### GIVEN EXERCISE
How many lines of the material below contain the string "output"? Reply with only the number.

### INFORMATION SHOWN
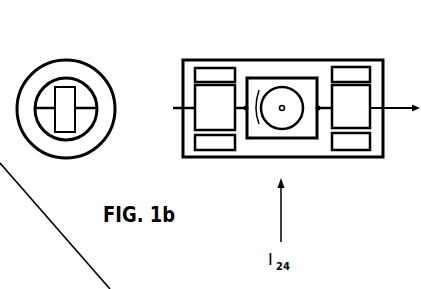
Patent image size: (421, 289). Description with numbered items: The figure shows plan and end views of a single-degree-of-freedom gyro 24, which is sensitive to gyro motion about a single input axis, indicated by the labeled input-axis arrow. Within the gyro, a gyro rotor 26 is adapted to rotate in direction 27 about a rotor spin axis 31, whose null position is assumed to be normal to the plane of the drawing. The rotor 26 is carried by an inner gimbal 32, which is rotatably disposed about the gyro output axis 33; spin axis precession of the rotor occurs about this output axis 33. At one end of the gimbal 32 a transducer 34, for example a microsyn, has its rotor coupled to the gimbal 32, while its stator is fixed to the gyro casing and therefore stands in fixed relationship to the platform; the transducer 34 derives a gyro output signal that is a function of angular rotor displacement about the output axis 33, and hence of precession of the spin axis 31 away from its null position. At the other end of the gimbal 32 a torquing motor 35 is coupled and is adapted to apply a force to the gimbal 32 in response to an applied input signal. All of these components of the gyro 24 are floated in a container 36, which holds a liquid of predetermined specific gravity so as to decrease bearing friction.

The gyro 24 is at (76, 46).
The gyro rotor 26 is at (292, 77).
The direction 27 is at (258, 138).
The rotor spin axis 31 is at (283, 110).
The inner gimbal 32 is at (255, 78).
The gyro output axis 33 is at (400, 110).
The transducer 34 is at (343, 67).
The torquing motor 35 is at (213, 67).
The container 36 is at (350, 151).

### EXERCISE ANSWER
2